»»

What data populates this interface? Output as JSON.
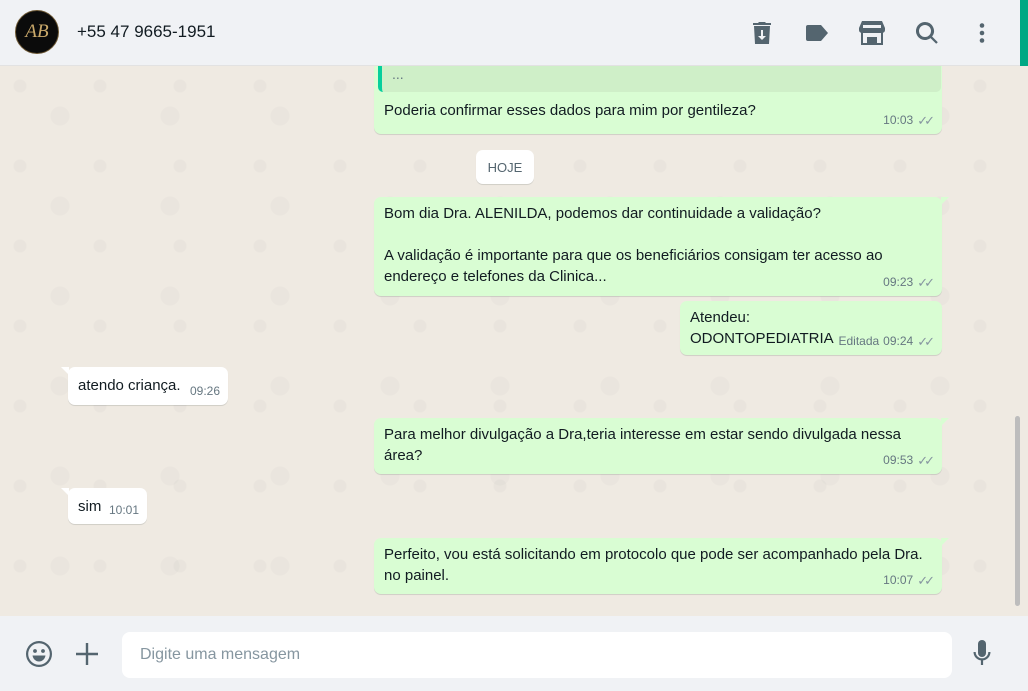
{
  "header": {
    "avatar_text": "AB",
    "contact_name": "+55 47 9665-1951",
    "icons": [
      "delete-icon",
      "label-icon",
      "store-icon",
      "search-icon",
      "menu-icon"
    ]
  },
  "chat": {
    "quoted_text": "...",
    "date_divider": "HOJE",
    "messages": [
      {
        "direction": "out",
        "text": "Poderia confirmar esses dados para mim por gentileza?",
        "time": "10:03",
        "status": "read"
      },
      {
        "direction": "out",
        "text": "Bom dia Dra. ALENILDA, podemos dar continuidade a validação?\n\nA validação é importante para que os beneficiários consigam ter acesso ao endereço e telefones da Clinica...",
        "time": "09:23",
        "status": "read"
      },
      {
        "direction": "out",
        "text": "Atendeu:\nODONTOPEDIATRIA",
        "edited_label": "Editada",
        "time": "09:24",
        "status": "read"
      },
      {
        "direction": "in",
        "text": "atendo criança.",
        "time": "09:26"
      },
      {
        "direction": "out",
        "text": "Para melhor divulgação a Dra,teria interesse em estar sendo divulgada nessa área?",
        "time": "09:53",
        "status": "read"
      },
      {
        "direction": "in",
        "text": "sim",
        "time": "10:01"
      },
      {
        "direction": "out",
        "text": "Perfeito, vou está solicitando em protocolo que pode ser acompanhado pela Dra. no painel.",
        "time": "10:07",
        "status": "read"
      }
    ]
  },
  "composer": {
    "placeholder": "Digite uma mensagem",
    "icons": [
      "emoji-icon",
      "attach-plus-icon",
      "microphone-icon"
    ]
  },
  "colors": {
    "outgoing_bubble": "#d9fdd3",
    "incoming_bubble": "#ffffff",
    "chat_background": "#efeae2",
    "header_background": "#f0f2f5",
    "accent": "#06cf9c"
  }
}
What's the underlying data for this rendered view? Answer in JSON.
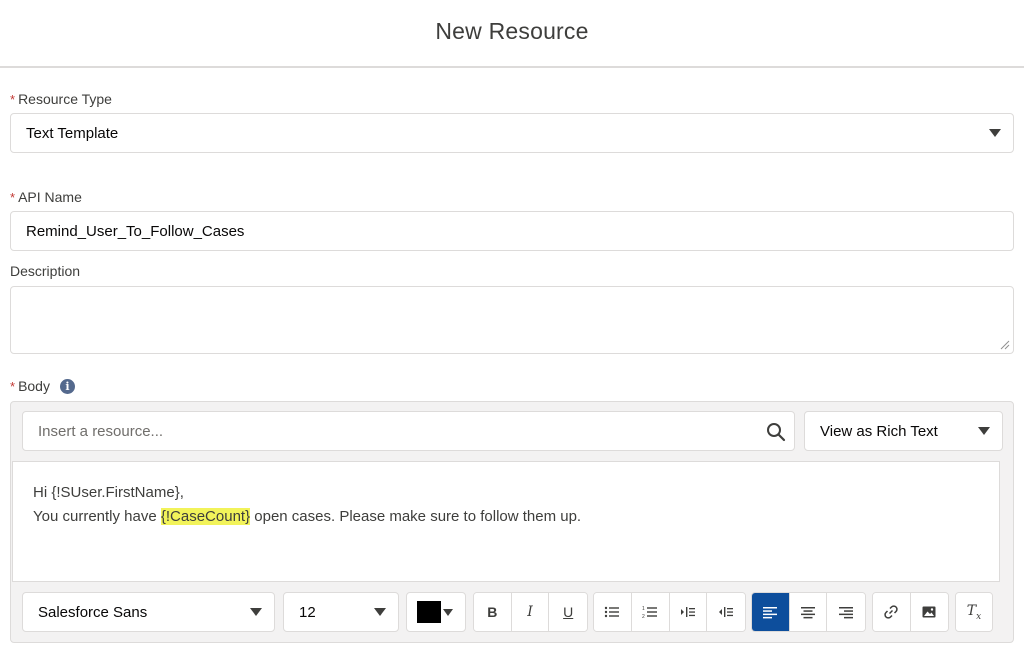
{
  "header": {
    "title": "New Resource"
  },
  "resource_type": {
    "label": "Resource Type",
    "required_mark": "*",
    "value": "Text Template"
  },
  "api_name": {
    "label": "API Name",
    "required_mark": "*",
    "value": "Remind_User_To_Follow_Cases"
  },
  "description": {
    "label": "Description",
    "value": ""
  },
  "body": {
    "label": "Body",
    "required_mark": "*",
    "info_icon": "info-icon",
    "search": {
      "placeholder": "Insert a resource..."
    },
    "view_mode": "View as Rich Text",
    "content": {
      "line1": "Hi {!SUser.FirstName},",
      "line2_before": "You currently have ",
      "line2_highlight": "{!CaseCount}",
      "line2_after": " open cases. Please make sure to follow them up."
    },
    "toolbar": {
      "font_family": "Salesforce Sans",
      "font_size": "12",
      "text_color": "#000000",
      "bold": "B",
      "italic": "I",
      "underline": "U",
      "clear_format": "Tx",
      "active_align": "left"
    }
  },
  "colors": {
    "required": "#c23934",
    "active_button": "#0d4e9c",
    "highlight": "#f2f35a",
    "border": "#dddbda"
  }
}
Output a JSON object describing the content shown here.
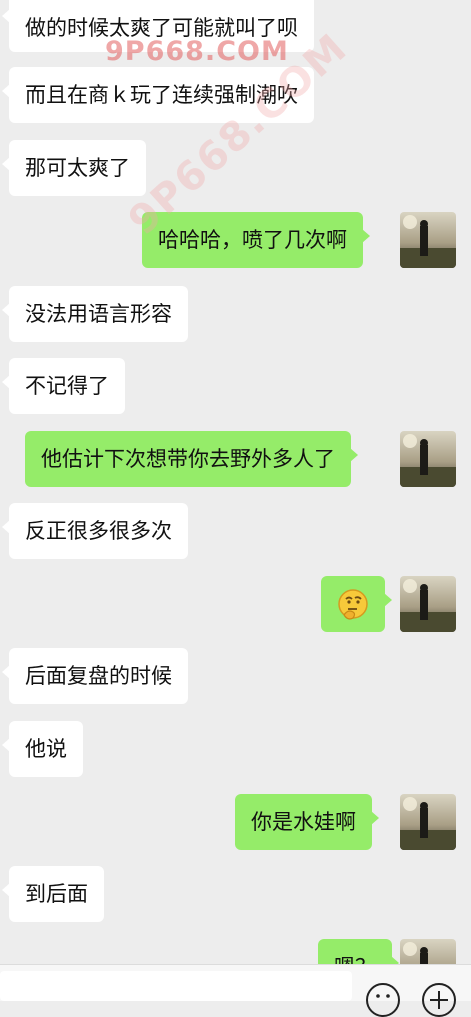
{
  "watermark": {
    "main": "9P668.COM",
    "diagonal": "9P668.COM"
  },
  "messages": [
    {
      "side": "in",
      "text": "做的时候太爽了可能就叫了呗"
    },
    {
      "side": "in",
      "text": "而且在商ｋ玩了连续强制潮吹"
    },
    {
      "side": "in",
      "text": "那可太爽了"
    },
    {
      "side": "out",
      "text": "哈哈哈，喷了几次啊",
      "avatar": "avatar-photo"
    },
    {
      "side": "in",
      "text": "没法用语言形容"
    },
    {
      "side": "in",
      "text": "不记得了"
    },
    {
      "side": "out",
      "text": "他估计下次想带你去野外多人了",
      "avatar": "avatar-photo"
    },
    {
      "side": "in",
      "text": "反正很多很多次"
    },
    {
      "side": "out",
      "text": "",
      "emoji": "thinking-face-emoji",
      "avatar": "avatar-photo"
    },
    {
      "side": "in",
      "text": "后面复盘的时候"
    },
    {
      "side": "in",
      "text": "他说"
    },
    {
      "side": "out",
      "text": "你是水娃啊",
      "avatar": "avatar-photo"
    },
    {
      "side": "in",
      "text": "到后面"
    },
    {
      "side": "out",
      "text": "嗯？",
      "avatar": "avatar-photo"
    }
  ],
  "input_bar": {
    "icons": [
      "emoji-icon",
      "plus-icon"
    ]
  },
  "colors": {
    "background": "#ededed",
    "incoming": "#ffffff",
    "outgoing": "#95ec69"
  }
}
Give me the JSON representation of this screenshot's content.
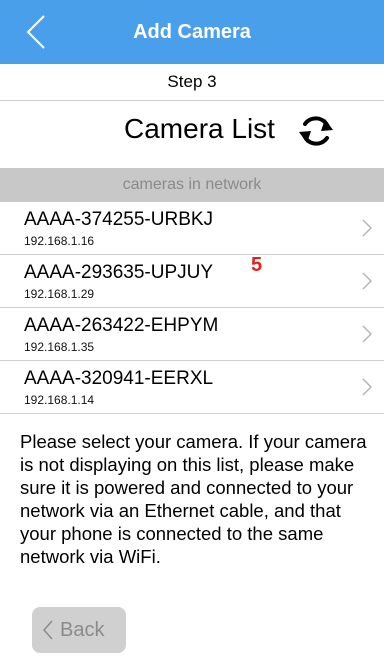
{
  "header": {
    "title": "Add Camera",
    "back_icon": "chevron-left-icon",
    "bg_color": "#4a9fea"
  },
  "step": {
    "label": "Step 3"
  },
  "camera_list": {
    "title": "Camera List",
    "refresh_icon": "refresh-icon",
    "section_label": "cameras in network",
    "items": [
      {
        "name": "AAAA-374255-URBKJ",
        "ip": "192.168.1.16"
      },
      {
        "name": "AAAA-293635-UPJUY",
        "ip": "192.168.1.29"
      },
      {
        "name": "AAAA-263422-EHPYM",
        "ip": "192.168.1.35"
      },
      {
        "name": "AAAA-320941-EERXL",
        "ip": "192.168.1.14"
      }
    ]
  },
  "annotation": {
    "label": "5",
    "color": "#e8201c"
  },
  "instructions": "Please select your camera. If your camera is not displaying on this list, please make sure it is powered and connected to your network via an Ethernet cable, and that your phone is connected to the same network via WiFi.",
  "footer": {
    "back_label": "Back"
  }
}
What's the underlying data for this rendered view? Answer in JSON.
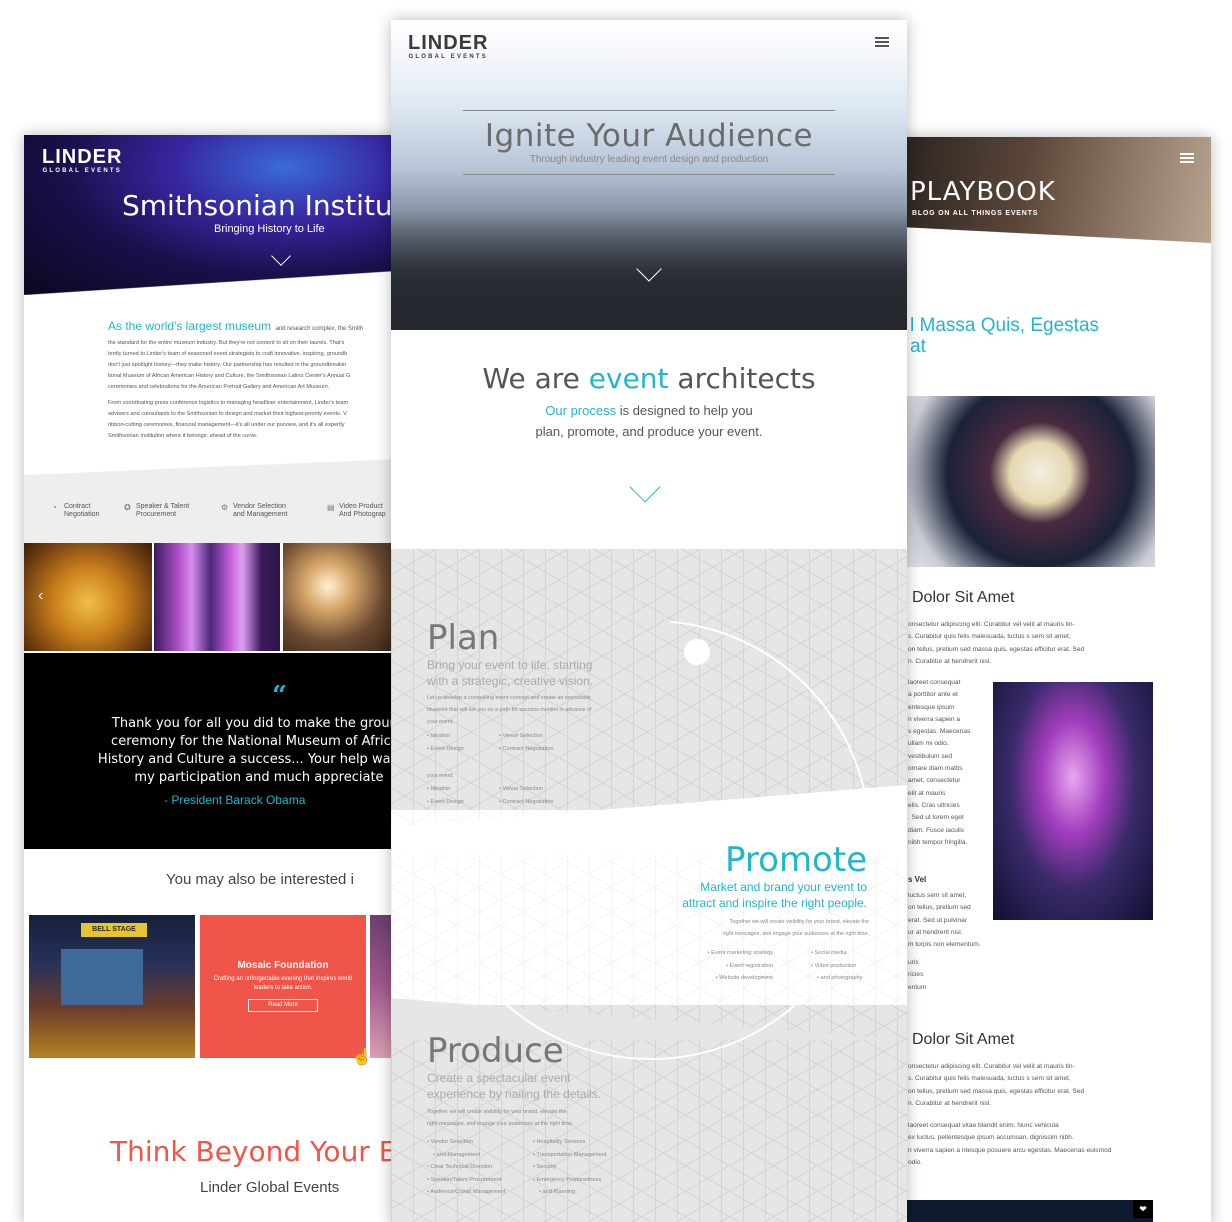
{
  "left": {
    "logo": {
      "name": "LINDER",
      "tag": "GLOBAL EVENTS"
    },
    "hero_title": "Smithsonian Institu",
    "hero_subtitle": "Bringing History to Life",
    "intro_lead": "As the world's largest museum",
    "intro_lead_rest": "and research complex, the Smith",
    "intro_lines": [
      "the standard for the entire museum industry. But they're not content to sit on their laurels. That's",
      "tently turned to Linder's team of seasoned event strategists to craft innovative, inspiring, groundb",
      "don't just spotlight history—they make history. Our partnership has resulted in the groundbreakin",
      "tional Museum of African American History and Culture, the Smithsonian Latino Center's Annual G",
      "ceremonies and celebrations for the American Portrait Gallery and American Art Museum."
    ],
    "intro_lines2": [
      "From coordinating press conference logistics to managing headliner entertainment, Linder's team",
      "advisers and consultants to the Smithsonian to design and market their highest-priority events. V",
      "ribbon-cutting ceremonies, financial management—it's all under our purview, and it's all expertly",
      "Smithsonian Institution where it belongs: ahead of the curve."
    ],
    "services": [
      {
        "label1": "Contract",
        "label2": "Negotiation",
        "icon": "contract-icon"
      },
      {
        "label1": "Speaker & Talent",
        "label2": "Procurement",
        "icon": "talent-icon"
      },
      {
        "label1": "Vendor Selection",
        "label2": "and Management",
        "icon": "vendor-icon"
      },
      {
        "label1": "Video Product",
        "label2": "And Photograp",
        "icon": "video-icon"
      }
    ],
    "quote_text": "Thank you for all you did to make the groundbreaking ceremony for the National Museum of African American History and Culture a success... Your help was instrumental to my participation and much appreciated.",
    "quote_lines": [
      "Thank you for all you did to make the ground",
      "ceremony for the National Museum of African",
      "History and Culture a success... Your help was ins",
      "my participation and much appreciate"
    ],
    "quote_author": "- President Barack Obama",
    "interested": "You may also be interested i",
    "card_title": "Mosaic Foundation",
    "card_desc": "Crafting an unforgettable evening that inspires world leaders to take action.",
    "card_button": "Read More",
    "card1_sign": "BELL STAGE",
    "think": "Think Beyond Your E",
    "think_sub": "Linder Global Events"
  },
  "center": {
    "logo": {
      "name": "LINDER",
      "tag": "GLOBAL EVENTS"
    },
    "hero_title": "Ignite Your Audience",
    "hero_subtitle": "Through industry leading event design and production",
    "we_are_1": "We are ",
    "we_are_accent": "event",
    "we_are_2": " architects",
    "process_accent": "Our process",
    "process_rest": " is designed to help you",
    "process_line2": "plan, promote, and produce your event.",
    "plan": {
      "title": "Plan",
      "subtitle_1": "Bring your event to life, starting",
      "subtitle_2": "with a strategic, creative vision.",
      "para": [
        "Let us develop a compelling event concept and create an executable",
        "blueprint that will set you on a path for success months in advance of",
        "your event."
      ],
      "list_a": [
        "Ideation",
        "Event Design"
      ],
      "list_b": [
        "Venue Selection",
        "Contract Negotiation"
      ],
      "para2": "your event.",
      "list_c": [
        "Ideation",
        "Event Design"
      ],
      "list_d": [
        "Venue Selection",
        "Contract Negotiation"
      ]
    },
    "promote": {
      "title": "Promote",
      "subtitle_1": "Market and brand your event to",
      "subtitle_2": "attract and inspire the right people.",
      "para": [
        "Together we will create visibility for your brand, elevate the",
        "right messages, and engage your audiences at the right time."
      ],
      "list_a": [
        "Event marketing strategy",
        "Event registration",
        "Website development"
      ],
      "list_b": [
        "Social media",
        "Video production",
        "and photography"
      ]
    },
    "produce": {
      "title": "Produce",
      "subtitle_1": "Create a spectacular event",
      "subtitle_2": "experience by nailing the details.",
      "para": [
        "Together we will create visibility for your brand, elevate the",
        "right messages, and engage your audiences at the right time."
      ],
      "list_a": [
        "Vendor Selection",
        "and Management",
        "Clear Technical Direction",
        "Speaker/Talent Procurement",
        "Audience/Crowd Management"
      ],
      "list_b": [
        "Hospitality Services",
        "Transportation Management",
        "Security",
        "Emergency Preparedness",
        "and Planning"
      ]
    }
  },
  "right": {
    "hero_title": "PLAYBOOK",
    "hero_subtitle": "BLOG ON ALL THINGS EVENTS",
    "post_title_1": "l Massa Quis, Egestas",
    "post_title_2": "at",
    "heading_1": "Dolor Sit Amet",
    "para_1": [
      "onsectetur adipiscing elit. Curabitur vel velit at mauris tin-",
      "s. Curabitur quis felis malesuada, luctus s sem sit amet,",
      "on tellus, pretium sed massa quis, egestas efficitur erat. Sed",
      "n. Curabitur at hendrerit nisl."
    ],
    "para_2": [
      "laoreet consequat",
      "a porttitor ante et",
      "entesque ipsum",
      "n viverra sapien a",
      "s egestas. Maecenas",
      "ullam mi odio,",
      "vestibulum sed",
      "ornare diam mattis",
      "amet, consectetur",
      "elit at mauris",
      "elis. Cras ultricies",
      ". Sed ut lorem eget",
      "diam. Fusce iaculis",
      "nibh tempor fringilla."
    ],
    "subhead": "s Vel",
    "para_3": [
      "luctus sem sit amet,",
      "on tellus, pretium sed",
      "erat. Sed ut pulvinar",
      "ur at hendrerit nisl.",
      "m turpis non elementum."
    ],
    "para_4": [
      "uris",
      "",
      "ricies",
      "entum"
    ],
    "heading_2": "Dolor Sit Amet",
    "para_5": [
      "onsectetur adipiscing elit. Curabitur vel velit at mauris tin-",
      "s. Curabitur quis felis malesuada, luctus s sem sit amet,",
      "on tellus, pretium sed massa quis, egestas efficitur erat. Sed",
      "n. Curabitur at hendrerit nisl."
    ],
    "para_6": [
      "laoreet consequat vitae blandit enim. Nunc vehicula",
      "ex luctus, pellentesque ipsum accumsan, dignissim nibh.",
      "entesque ipsum",
      "s egestas. Maecenas euismod",
      "n viverra sapien a",
      "odio."
    ],
    "para_6b": [
      "laoreet consequat vitae blandit enim. Nunc vehicula",
      "ex luctus, pellentesque ipsum accumsan, dignissim nibh.",
      "n viverra sapien a ntesque posuere arcu egestas. Maecenas euismod",
      "odio."
    ]
  }
}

««

Given instruction> Locate the string "messages" in the listing above and copy every line where it occurs.

Solution to the problem>
    "messages": [
  "messages": [
        "right messages, and engage your audiences at the right time."
        "right messages, and engage your audiences at the right time."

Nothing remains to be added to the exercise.